### Stored items from a collection
>>>

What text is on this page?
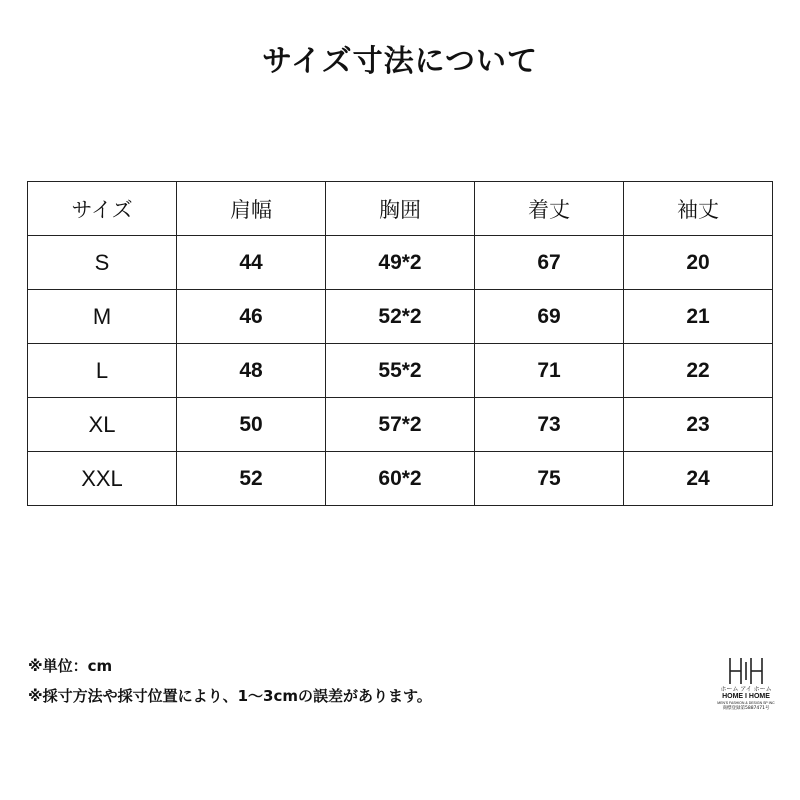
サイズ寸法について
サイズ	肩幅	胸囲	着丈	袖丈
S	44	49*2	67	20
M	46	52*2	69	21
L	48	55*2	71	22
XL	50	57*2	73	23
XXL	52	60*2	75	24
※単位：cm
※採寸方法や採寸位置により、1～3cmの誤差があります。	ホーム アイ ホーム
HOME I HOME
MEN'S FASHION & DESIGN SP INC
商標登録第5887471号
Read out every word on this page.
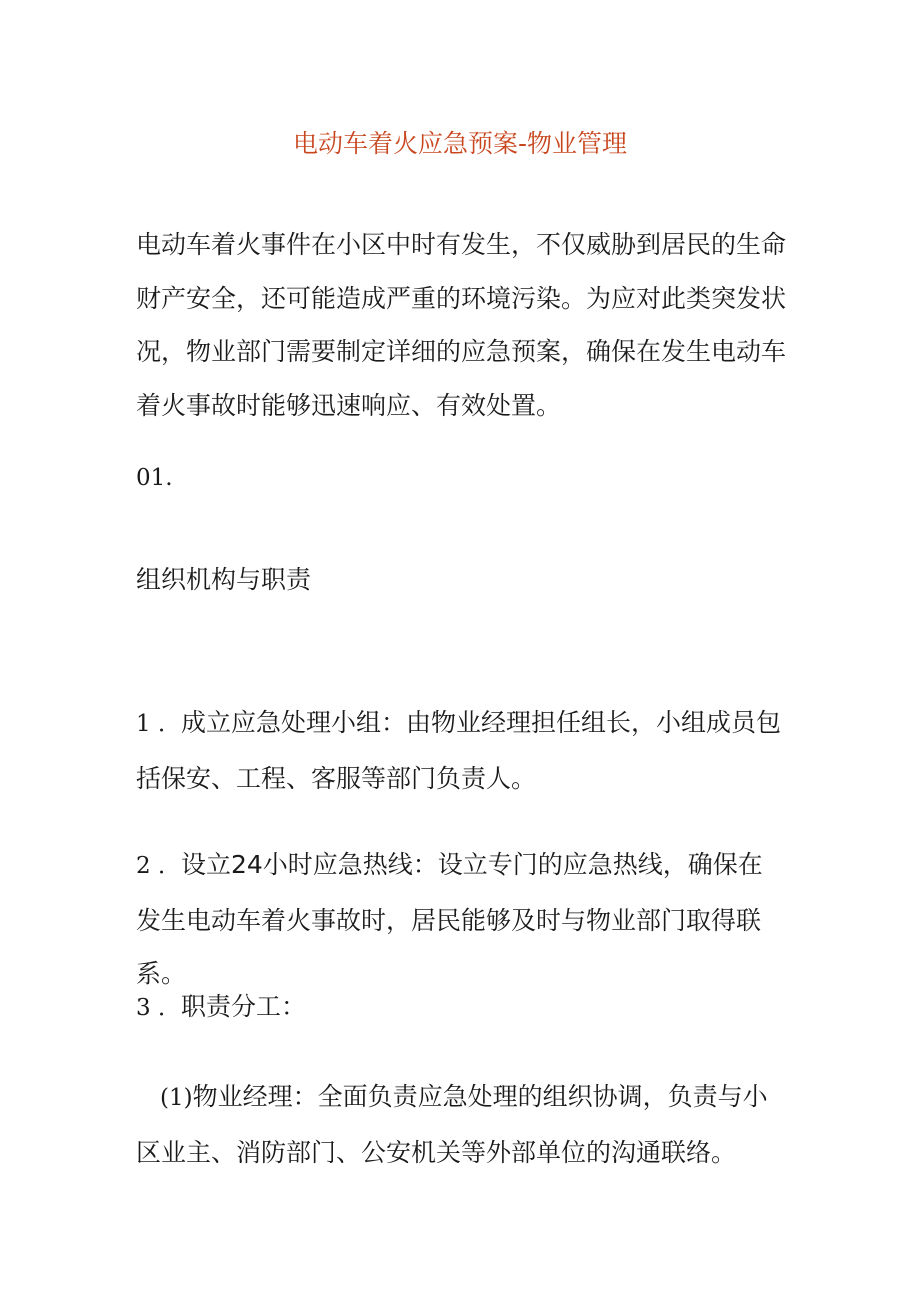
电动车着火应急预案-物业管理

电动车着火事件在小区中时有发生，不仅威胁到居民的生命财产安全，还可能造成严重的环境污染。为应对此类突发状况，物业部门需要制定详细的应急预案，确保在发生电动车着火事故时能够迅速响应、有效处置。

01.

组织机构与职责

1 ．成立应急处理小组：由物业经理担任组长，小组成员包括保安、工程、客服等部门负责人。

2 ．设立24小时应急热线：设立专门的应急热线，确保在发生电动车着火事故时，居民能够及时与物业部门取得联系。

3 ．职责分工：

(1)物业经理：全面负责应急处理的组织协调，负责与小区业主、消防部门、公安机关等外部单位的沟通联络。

<<<

### Short exercise
Omit the pictures, then quote the rest of the material above exactly.

### Exercise output
What text is on this page?
サイズ寸法について
サイズ	肩幅	胸囲	着丈	袖丈
S	44	49*2	67	20
M	46	52*2	69	21
L	48	55*2	71	22
XL	50	57*2	73	23
XXL	52	60*2	75	24
※単位：cm
※採寸方法や採寸位置により、1～3cmの誤差があります。	ホーム アイ ホーム
HOME I HOME
MEN'S FASHION & DESIGN SP INC
商標登録第5887471号
Read out every word on this page.
电动车着火应急预案-物业管理

电动车着火事件在小区中时有发生，不仅威胁到居民的生命财产安全，还可能造成严重的环境污染。为应对此类突发状况，物业部门需要制定详细的应急预案，确保在发生电动车着火事故时能够迅速响应、有效处置。

01.

组织机构与职责

1 ．成立应急处理小组：由物业经理担任组长，小组成员包括保安、工程、客服等部门负责人。

2 ．设立24小时应急热线：设立专门的应急热线，确保在发生电动车着火事故时，居民能够及时与物业部门取得联系。

3 ．职责分工：

(1)物业经理：全面负责应急处理的组织协调，负责与小区业主、消防部门、公安机关等外部单位的沟通联络。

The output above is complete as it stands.